(Beginning of DATA FOR THIS EXERCISE)

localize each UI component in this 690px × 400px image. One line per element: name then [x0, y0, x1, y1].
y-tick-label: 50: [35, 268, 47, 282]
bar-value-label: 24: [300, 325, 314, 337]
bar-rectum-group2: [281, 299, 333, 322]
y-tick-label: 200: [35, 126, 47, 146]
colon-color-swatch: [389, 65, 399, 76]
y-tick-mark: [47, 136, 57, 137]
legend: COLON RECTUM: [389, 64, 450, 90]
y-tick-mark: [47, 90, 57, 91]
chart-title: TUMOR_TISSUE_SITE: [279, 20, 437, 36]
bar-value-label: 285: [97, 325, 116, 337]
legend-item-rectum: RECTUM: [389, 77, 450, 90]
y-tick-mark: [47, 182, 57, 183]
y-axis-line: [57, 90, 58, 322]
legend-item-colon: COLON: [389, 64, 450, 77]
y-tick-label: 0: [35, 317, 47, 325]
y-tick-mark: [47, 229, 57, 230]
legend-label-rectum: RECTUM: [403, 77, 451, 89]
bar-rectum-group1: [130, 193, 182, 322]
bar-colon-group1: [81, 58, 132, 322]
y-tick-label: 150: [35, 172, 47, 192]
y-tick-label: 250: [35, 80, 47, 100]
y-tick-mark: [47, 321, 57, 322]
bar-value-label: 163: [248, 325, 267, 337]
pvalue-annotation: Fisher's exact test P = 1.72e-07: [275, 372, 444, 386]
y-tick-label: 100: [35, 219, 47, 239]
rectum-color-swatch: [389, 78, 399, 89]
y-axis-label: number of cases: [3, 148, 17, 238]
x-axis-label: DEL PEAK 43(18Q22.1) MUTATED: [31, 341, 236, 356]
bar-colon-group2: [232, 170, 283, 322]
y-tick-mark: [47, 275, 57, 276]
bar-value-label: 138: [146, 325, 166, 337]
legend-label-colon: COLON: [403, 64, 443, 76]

(End of DATA FOR THIS EXERCISE)

Check each line above for "legend" and please state only how many have it.

5